Prompt. Reproduce the records below in full and exactly, without their images.

Items from a dataset:
────────────────
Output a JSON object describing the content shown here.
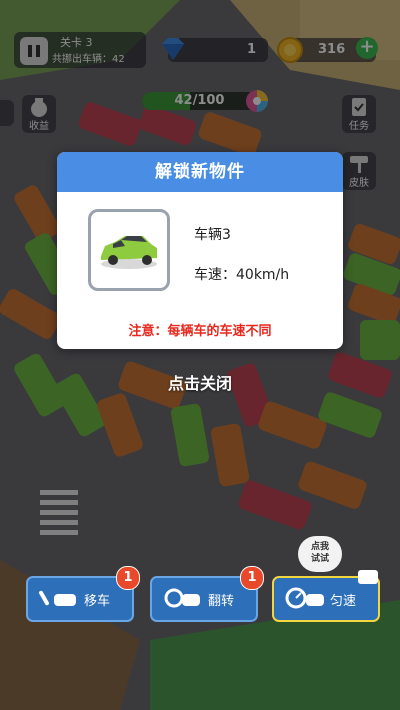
{
  "hud": {
    "level_title": "关卡 3",
    "cars_out_label": "共挪出车辆：",
    "cars_out_value": "42",
    "gems": "1",
    "coins": "316",
    "progress_text": "42/100",
    "progress_fraction": 0.42
  },
  "side_buttons": {
    "earnings": "收益",
    "tasks": "任务",
    "skins": "皮肤"
  },
  "modal": {
    "title": "解锁新物件",
    "vehicle_name": "车辆3",
    "speed_label": "车速：",
    "speed_value": "40km/h",
    "note": "注意：每辆车的车速不同"
  },
  "close_hint": "点击关闭",
  "actions": {
    "move_label": "移车",
    "move_badge": "1",
    "flip_label": "翻转",
    "flip_badge": "1",
    "speed_label": "匀速",
    "trial_bubble": "点我\n试试"
  },
  "colors": {
    "header_blue": "#4a8de4",
    "note_red": "#e8281e",
    "button_blue": "#2d6fb8",
    "badge_red": "#e8492a"
  }
}
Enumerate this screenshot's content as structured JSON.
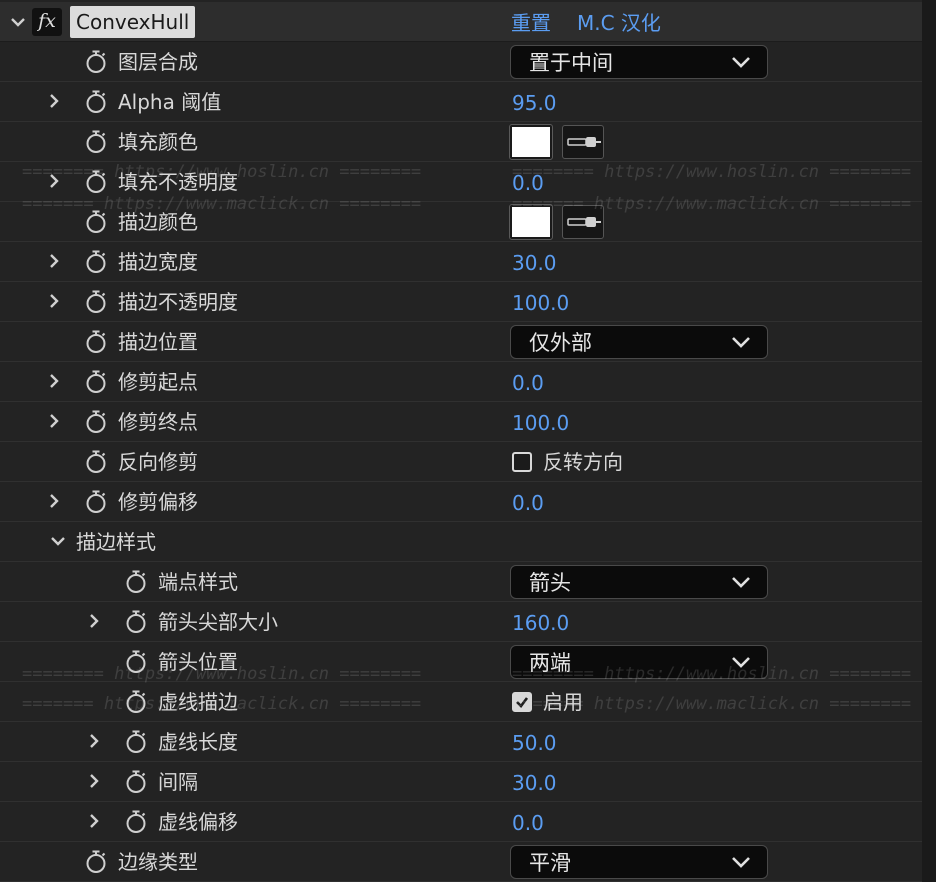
────────────────
Answer to the problem.
Output a JSON object describing the content shown here.
{
  "hud": {
    "level_title": "关卡 3",
    "cars_out_label": "共挪出车辆：",
    "cars_out_value": "42",
    "gems": "1",
    "coins": "316",
    "progress_text": "42/100",
    "progress_fraction": 0.42
  },
  "side_buttons": {
    "earnings": "收益",
    "tasks": "任务",
    "skins": "皮肤"
  },
  "modal": {
    "title": "解锁新物件",
    "vehicle_name": "车辆3",
    "speed_label": "车速：",
    "speed_value": "40km/h",
    "note": "注意：每辆车的车速不同"
  },
  "close_hint": "点击关闭",
  "actions": {
    "move_label": "移车",
    "move_badge": "1",
    "flip_label": "翻转",
    "flip_badge": "1",
    "speed_label": "匀速",
    "trial_bubble": "点我\n试试"
  },
  "colors": {
    "header_blue": "#4a8de4",
    "note_red": "#e8281e",
    "button_blue": "#2d6fb8",
    "badge_red": "#e8492a"
  }
}
Enumerate this screenshot's content as structured JSON.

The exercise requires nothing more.